> _Given records_:

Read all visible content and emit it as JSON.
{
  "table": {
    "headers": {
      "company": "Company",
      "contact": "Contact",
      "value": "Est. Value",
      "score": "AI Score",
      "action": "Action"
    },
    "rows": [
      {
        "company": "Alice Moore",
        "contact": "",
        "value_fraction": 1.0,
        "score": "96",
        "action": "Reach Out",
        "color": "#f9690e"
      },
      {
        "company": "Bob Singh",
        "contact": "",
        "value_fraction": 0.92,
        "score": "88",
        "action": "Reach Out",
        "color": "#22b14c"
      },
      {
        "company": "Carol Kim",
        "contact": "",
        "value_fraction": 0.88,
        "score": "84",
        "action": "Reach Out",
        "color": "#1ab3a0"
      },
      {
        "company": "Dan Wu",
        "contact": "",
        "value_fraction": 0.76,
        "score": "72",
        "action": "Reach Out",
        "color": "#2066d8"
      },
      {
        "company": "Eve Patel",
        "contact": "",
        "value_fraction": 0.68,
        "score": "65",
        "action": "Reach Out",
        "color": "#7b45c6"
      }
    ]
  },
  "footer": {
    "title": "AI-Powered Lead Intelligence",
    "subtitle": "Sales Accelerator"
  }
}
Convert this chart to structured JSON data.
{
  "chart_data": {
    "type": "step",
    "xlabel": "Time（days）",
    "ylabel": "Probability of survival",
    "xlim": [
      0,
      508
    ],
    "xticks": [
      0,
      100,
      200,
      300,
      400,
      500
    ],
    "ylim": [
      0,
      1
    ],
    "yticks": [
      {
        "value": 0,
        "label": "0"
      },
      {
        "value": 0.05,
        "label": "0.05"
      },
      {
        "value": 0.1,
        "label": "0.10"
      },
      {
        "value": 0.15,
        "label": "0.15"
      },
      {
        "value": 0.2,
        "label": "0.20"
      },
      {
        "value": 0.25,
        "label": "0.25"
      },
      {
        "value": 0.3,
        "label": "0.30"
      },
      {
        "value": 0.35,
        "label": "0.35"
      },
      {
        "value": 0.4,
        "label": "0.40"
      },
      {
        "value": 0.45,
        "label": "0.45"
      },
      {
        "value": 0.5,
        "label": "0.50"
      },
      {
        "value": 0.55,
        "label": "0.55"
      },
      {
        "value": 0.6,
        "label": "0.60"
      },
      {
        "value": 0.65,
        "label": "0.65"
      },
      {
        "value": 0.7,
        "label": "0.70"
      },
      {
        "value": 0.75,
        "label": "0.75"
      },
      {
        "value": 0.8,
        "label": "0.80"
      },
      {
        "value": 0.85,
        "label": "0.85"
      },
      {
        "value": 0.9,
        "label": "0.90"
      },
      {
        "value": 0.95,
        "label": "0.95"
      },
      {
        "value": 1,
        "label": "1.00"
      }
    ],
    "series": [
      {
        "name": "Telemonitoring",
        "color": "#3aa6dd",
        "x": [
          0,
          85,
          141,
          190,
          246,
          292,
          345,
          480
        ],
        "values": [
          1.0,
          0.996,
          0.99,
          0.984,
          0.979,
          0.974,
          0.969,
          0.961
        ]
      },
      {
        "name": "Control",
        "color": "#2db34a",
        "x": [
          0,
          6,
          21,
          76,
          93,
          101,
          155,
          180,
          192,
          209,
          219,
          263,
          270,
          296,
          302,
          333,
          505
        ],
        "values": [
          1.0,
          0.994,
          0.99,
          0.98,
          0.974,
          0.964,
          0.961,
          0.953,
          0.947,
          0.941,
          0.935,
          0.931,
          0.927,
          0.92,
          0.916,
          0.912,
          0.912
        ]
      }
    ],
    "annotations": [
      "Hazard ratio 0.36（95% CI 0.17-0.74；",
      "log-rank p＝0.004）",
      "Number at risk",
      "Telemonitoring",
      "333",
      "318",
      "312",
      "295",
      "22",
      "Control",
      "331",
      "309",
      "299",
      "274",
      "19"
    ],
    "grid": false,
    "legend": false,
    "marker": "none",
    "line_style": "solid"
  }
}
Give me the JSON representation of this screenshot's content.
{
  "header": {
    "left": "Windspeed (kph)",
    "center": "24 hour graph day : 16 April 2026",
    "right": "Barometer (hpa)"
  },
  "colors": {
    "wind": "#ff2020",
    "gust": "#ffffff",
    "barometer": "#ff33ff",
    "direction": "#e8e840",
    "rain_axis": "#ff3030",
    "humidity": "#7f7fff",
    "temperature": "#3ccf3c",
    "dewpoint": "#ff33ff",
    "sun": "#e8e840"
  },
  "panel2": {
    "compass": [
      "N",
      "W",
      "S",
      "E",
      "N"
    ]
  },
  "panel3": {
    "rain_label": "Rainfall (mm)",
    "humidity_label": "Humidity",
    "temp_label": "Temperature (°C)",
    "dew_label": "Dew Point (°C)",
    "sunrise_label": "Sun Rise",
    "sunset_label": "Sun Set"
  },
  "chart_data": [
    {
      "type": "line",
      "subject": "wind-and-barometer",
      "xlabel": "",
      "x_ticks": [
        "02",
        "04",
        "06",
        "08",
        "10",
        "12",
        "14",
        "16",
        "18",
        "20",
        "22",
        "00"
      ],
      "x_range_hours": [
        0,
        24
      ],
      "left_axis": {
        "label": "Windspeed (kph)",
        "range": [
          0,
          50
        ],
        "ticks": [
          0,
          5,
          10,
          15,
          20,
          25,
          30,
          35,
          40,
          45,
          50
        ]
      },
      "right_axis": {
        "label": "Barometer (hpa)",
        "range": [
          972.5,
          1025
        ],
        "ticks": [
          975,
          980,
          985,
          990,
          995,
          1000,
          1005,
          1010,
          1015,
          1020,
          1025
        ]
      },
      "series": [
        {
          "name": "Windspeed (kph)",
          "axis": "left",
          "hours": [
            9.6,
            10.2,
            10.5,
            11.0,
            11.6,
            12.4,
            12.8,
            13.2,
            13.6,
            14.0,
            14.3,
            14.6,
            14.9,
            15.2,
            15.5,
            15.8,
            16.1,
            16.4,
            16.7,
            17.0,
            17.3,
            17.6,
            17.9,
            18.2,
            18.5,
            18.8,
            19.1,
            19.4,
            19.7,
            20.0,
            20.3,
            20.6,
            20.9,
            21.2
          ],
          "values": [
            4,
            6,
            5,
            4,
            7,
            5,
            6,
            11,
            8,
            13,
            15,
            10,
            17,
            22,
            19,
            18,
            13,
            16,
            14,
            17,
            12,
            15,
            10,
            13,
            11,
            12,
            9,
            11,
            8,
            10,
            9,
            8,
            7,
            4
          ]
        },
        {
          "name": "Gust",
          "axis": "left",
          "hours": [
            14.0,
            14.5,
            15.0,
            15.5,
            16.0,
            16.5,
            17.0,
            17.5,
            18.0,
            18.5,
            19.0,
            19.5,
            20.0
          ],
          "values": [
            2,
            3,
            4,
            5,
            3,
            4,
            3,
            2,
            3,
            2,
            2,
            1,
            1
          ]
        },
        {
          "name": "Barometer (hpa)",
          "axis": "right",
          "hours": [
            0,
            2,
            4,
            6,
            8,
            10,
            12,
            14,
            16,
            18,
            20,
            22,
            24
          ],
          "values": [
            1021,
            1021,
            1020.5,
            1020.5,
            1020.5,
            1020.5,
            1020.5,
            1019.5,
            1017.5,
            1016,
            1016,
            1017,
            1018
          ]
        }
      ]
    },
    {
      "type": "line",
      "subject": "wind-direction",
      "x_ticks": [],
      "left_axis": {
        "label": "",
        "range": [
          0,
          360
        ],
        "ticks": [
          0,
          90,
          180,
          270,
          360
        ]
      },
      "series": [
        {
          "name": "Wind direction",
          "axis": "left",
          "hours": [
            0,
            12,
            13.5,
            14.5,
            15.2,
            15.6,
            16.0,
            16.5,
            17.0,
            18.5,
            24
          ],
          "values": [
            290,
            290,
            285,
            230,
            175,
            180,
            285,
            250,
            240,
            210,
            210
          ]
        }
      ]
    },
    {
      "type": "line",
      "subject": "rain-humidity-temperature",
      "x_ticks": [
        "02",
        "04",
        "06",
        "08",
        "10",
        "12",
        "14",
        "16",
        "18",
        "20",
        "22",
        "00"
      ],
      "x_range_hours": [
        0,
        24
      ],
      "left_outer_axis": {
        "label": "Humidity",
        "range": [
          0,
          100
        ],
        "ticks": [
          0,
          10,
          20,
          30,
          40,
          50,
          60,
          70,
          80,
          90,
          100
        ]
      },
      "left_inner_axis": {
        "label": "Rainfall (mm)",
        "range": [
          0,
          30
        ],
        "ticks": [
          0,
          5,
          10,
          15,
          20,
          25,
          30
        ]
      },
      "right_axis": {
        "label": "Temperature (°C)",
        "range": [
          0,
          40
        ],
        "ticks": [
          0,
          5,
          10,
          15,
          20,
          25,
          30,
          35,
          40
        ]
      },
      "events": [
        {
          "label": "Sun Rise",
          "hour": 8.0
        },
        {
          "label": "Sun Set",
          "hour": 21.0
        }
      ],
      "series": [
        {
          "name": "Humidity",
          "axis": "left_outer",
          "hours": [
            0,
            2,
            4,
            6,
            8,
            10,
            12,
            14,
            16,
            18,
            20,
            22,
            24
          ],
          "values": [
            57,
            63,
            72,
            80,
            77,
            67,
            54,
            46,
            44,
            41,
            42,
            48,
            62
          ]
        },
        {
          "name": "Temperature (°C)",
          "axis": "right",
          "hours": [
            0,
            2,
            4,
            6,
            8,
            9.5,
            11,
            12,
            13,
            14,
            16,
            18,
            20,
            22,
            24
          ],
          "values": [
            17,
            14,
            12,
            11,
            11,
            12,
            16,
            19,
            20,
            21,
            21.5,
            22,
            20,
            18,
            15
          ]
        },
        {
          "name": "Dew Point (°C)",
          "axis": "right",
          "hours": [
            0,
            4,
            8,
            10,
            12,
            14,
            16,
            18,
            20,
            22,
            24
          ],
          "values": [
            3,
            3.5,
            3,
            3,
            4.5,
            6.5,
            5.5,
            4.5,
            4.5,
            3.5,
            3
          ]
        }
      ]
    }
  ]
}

> _Given task_:
List each line in the listing that contains the string "company".

> _Task solution_:
      "company": "Company",
        "company": "Alice Moore",
        "company": "Bob Singh",
        "company": "Carol Kim",
        "company": "Dan Wu",
        "company": "Eve Patel",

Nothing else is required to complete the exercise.